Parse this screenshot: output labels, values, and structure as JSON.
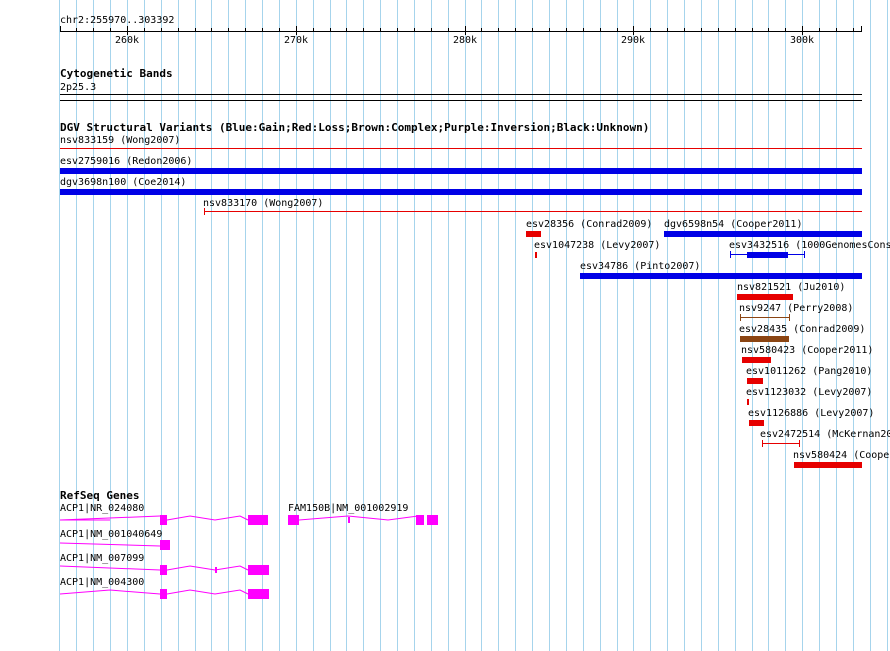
{
  "position": {
    "label": "chr2:255970..303392"
  },
  "ruler": {
    "ticks": [
      "260k",
      "270k",
      "280k",
      "290k",
      "300k"
    ]
  },
  "cytoband": {
    "title": "Cytogenetic Bands",
    "band": "2p25.3"
  },
  "dgv": {
    "title": "DGV Structural Variants (Blue:Gain;Red:Loss;Brown:Complex;Purple:Inversion;Black:Unknown)",
    "colors": {
      "gain": "#0000e6",
      "loss": "#e60000",
      "complex": "#8b4513",
      "loss_thin": "#e60000"
    },
    "variants": [
      {
        "label": "nsv833159 (Wong2007)"
      },
      {
        "label": "esv2759016 (Redon2006)"
      },
      {
        "label": "dgv3698n100 (Coe2014)"
      },
      {
        "label": "nsv833170 (Wong2007)"
      },
      {
        "label": "esv28356 (Conrad2009)"
      },
      {
        "label": "dgv6598n54 (Cooper2011)"
      },
      {
        "label": "esv1047238 (Levy2007)"
      },
      {
        "label": "esv3432516 (1000GenomesCons"
      },
      {
        "label": "esv34786 (Pinto2007)"
      },
      {
        "label": "nsv821521 (Ju2010)"
      },
      {
        "label": "nsv9247 (Perry2008)"
      },
      {
        "label": "esv28435 (Conrad2009)"
      },
      {
        "label": "nsv580423 (Cooper2011)"
      },
      {
        "label": "esv1011262 (Pang2010)"
      },
      {
        "label": "esv1123032 (Levy2007)"
      },
      {
        "label": "esv1126886 (Levy2007)"
      },
      {
        "label": "esv2472514 (McKernan20"
      },
      {
        "label": "nsv580424 (Coope"
      }
    ]
  },
  "refseq": {
    "title": "RefSeq Genes",
    "color": "#ff00ff",
    "genes": [
      {
        "label": "ACP1|NR_024080"
      },
      {
        "label": "FAM150B|NM_001002919"
      },
      {
        "label": "ACP1|NM_001040649"
      },
      {
        "label": "ACP1|NM_007099"
      },
      {
        "label": "ACP1|NM_004300"
      }
    ]
  }
}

- _The problem_
Leave the images out as you retype each line of the material exactly.

- _Solution for this exercise_
Parse this screenshot: output labels, values, and structure as JSON.
{
  "position": {
    "label": "chr2:255970..303392"
  },
  "ruler": {
    "ticks": [
      "260k",
      "270k",
      "280k",
      "290k",
      "300k"
    ]
  },
  "cytoband": {
    "title": "Cytogenetic Bands",
    "band": "2p25.3"
  },
  "dgv": {
    "title": "DGV Structural Variants (Blue:Gain;Red:Loss;Brown:Complex;Purple:Inversion;Black:Unknown)",
    "colors": {
      "gain": "#0000e6",
      "loss": "#e60000",
      "complex": "#8b4513",
      "loss_thin": "#e60000"
    },
    "variants": [
      {
        "label": "nsv833159 (Wong2007)"
      },
      {
        "label": "esv2759016 (Redon2006)"
      },
      {
        "label": "dgv3698n100 (Coe2014)"
      },
      {
        "label": "nsv833170 (Wong2007)"
      },
      {
        "label": "esv28356 (Conrad2009)"
      },
      {
        "label": "dgv6598n54 (Cooper2011)"
      },
      {
        "label": "esv1047238 (Levy2007)"
      },
      {
        "label": "esv3432516 (1000GenomesCons"
      },
      {
        "label": "esv34786 (Pinto2007)"
      },
      {
        "label": "nsv821521 (Ju2010)"
      },
      {
        "label": "nsv9247 (Perry2008)"
      },
      {
        "label": "esv28435 (Conrad2009)"
      },
      {
        "label": "nsv580423 (Cooper2011)"
      },
      {
        "label": "esv1011262 (Pang2010)"
      },
      {
        "label": "esv1123032 (Levy2007)"
      },
      {
        "label": "esv1126886 (Levy2007)"
      },
      {
        "label": "esv2472514 (McKernan20"
      },
      {
        "label": "nsv580424 (Coope"
      }
    ]
  },
  "refseq": {
    "title": "RefSeq Genes",
    "color": "#ff00ff",
    "genes": [
      {
        "label": "ACP1|NR_024080"
      },
      {
        "label": "FAM150B|NM_001002919"
      },
      {
        "label": "ACP1|NM_001040649"
      },
      {
        "label": "ACP1|NM_007099"
      },
      {
        "label": "ACP1|NM_004300"
      }
    ]
  }
}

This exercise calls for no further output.